## Tugas yang Dikerjakan:
1. Sebutkan semua destinasi wisata yang pengelolaan sampahnya didampingi Kemenparekraf dan KLHK menurut artikel pengelolaan sampah di bawah.
2. Tulis ulang bagian artikel pengelolaan sampah antara "Analisis Kebijakan Ahli" dan "Bajo, dan Likupang.", inklusif, dengan mengganti sebutan "Kemenparekraf" menjadi "Kementerian Pariwisata dan Ekonomi Kreatif".
3. Tuliskan kelanjutan artikel pengelolaan sampah di bawah, mulai setelah kalimat terakhirnya.

## Halaman:
###

Uso mengatakan, pihaknya telah menerbitkan pedoman penanganan sampah terkait pelaksanaan sebuah event sehingga penyelenggara event harus bisa mematuhinya.
Advertisement
Ekonomi Sirkular dalam Pengelolaan Sampah
"Pengelolaan sampah di event baik indoor atau outdoor, pedomannya sudah ada. Ada tim atau unit khusus untuk penanganan sampah event, baik pre, doing, maupun after event. Kalau event organizer besar sudah tersosialisasi terkait pedoman ini. Semoga bisa dipakai untuk semua event," jelasnya.
Ditambah lagi, lanjutnya, saat ini Indonesia tengah menuju ekonomi sirkular dalam pengelolaan sampah. Karena itu, pihaknya akan terus menyosialisasikan Peraturan Kementerian Lingkungan Hidup dan Kehutanan Nomor P.75/2019, khususnya tentang pengurangan sampah oleh produsen, termasuk ke industri pariwisata.
Analisis Kebijakan Ahli Madya Kemenparekraf, Muh.Nurdin, menambahkan, pengelolaan sampah pada sebuah event biasanya bekerja sama dengan bank-bank sampah setempat untuk mengatasi sampah yang dihasilkan selama penyelenggaraan event. Ia mengambil contoh pada penyelenggaraan Moto GP di Mandalika, Lombok, pada 2022.
Penanganan sampah pada event yang diikoordinasikan oleh Kemenko Marves itu melibatkan Bank Sampah setempat. "Setelah selesai acara, sampah bersih dan terpilah. Ini perlu sosialisasi bagaimana pengelolaan sampah setelah event," kata Nurdin.
Sampah di Destinasi Wisata
Nurdin menyebut komitmen itu tidak akan sulit dilakukan, mengingat Kemenparekraf dan KLHK telah menyusun petunjuk teknis. Mereka juga mendampingi pengelolaan sampah, di tujuh destinasi wisata, yakni Danau Toba, Borobudur, Banyuwangi, Bali, Lombok, Labuan Bajo, dan Likupang.

###

## Data Tercatat:
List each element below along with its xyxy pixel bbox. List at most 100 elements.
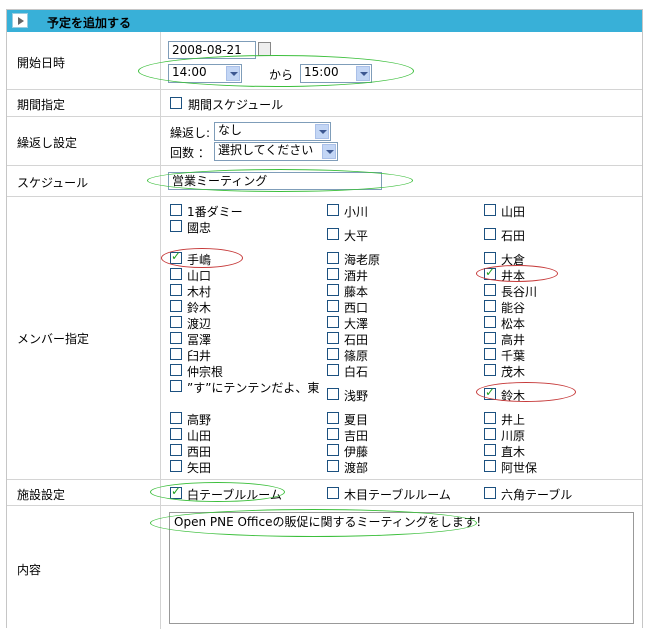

###

## Jawaban Latihan:
1. Danau Toba, Borobudur, Banyuwangi, Bali, Lombok, Labuan Bajo, dan Likupang.

2.
Analisis Kebijakan Ahli Madya Kementerian Pariwisata dan Ekonomi Kreatif, Muh.Nurdin, menambahkan, pengelolaan sampah pada sebuah event biasanya bekerja sama dengan bank-bank sampah setempat untuk mengatasi sampah yang dihasilkan selama penyelenggaraan event. Ia mengambil contoh pada penyelenggaraan Moto GP di Mandalika, Lombok, pada 2022.
Penanganan sampah pada event yang diikoordinasikan oleh Kemenko Marves itu melibatkan Bank Sampah setempat. "Setelah selesai acara, sampah bersih dan terpilah. Ini perlu sosialisasi bagaimana pengelolaan sampah setelah event," kata Nurdin.
Sampah di Destinasi Wisata
Nurdin menyebut komitmen itu tidak akan sulit dilakukan, mengingat Kementerian Pariwisata dan Ekonomi Kreatif dan KLHK telah menyusun petunjuk teknis. Mereka juga mendampingi pengelolaan sampah, di tujuh destinasi wisata, yakni Danau Toba, Borobudur, Banyuwangi, Bali, Lombok, Labuan Bajo, dan Likupang.

3.
Pembicara lain, Packaging Circularity Senior Manager Danone Indonesia, Jeffri Ricardo, menyatakan, penanganan sampah di destinasi wisata harus mendapat perhatian semua pihak. Caranya dengan menyediakan infrastruktur, mengedukasi pelaku usaha dan masyarakat setempat. "Penghasil sampah di destinasi wisata itu salah satunya turis. Data menyebutkan, turis membawa 3,5 kilogram sampah per kapita," ungkap Jeffri.
Danone Indonesia, sudah dan sedang menggulirkan program untuk menangani sampah yakni Bijak berplastik. Langkah nyata dalam program itu antara lain mendesain kemasan produk yang ramah lingkungan, membuat inisiatif daur ulang sampah, kolaborasi dengan mitra bisnis untuk praktek berkelanjutan, dan mengedukasi masyarakat.
Di Bali misalnya, mereka memperkenalkan kemasan cube dengan label emboss, yang mudah didaur ulang, menggunakan botol kaca, juga menggunakan kemasan 100 persen botol plastik daur ulang.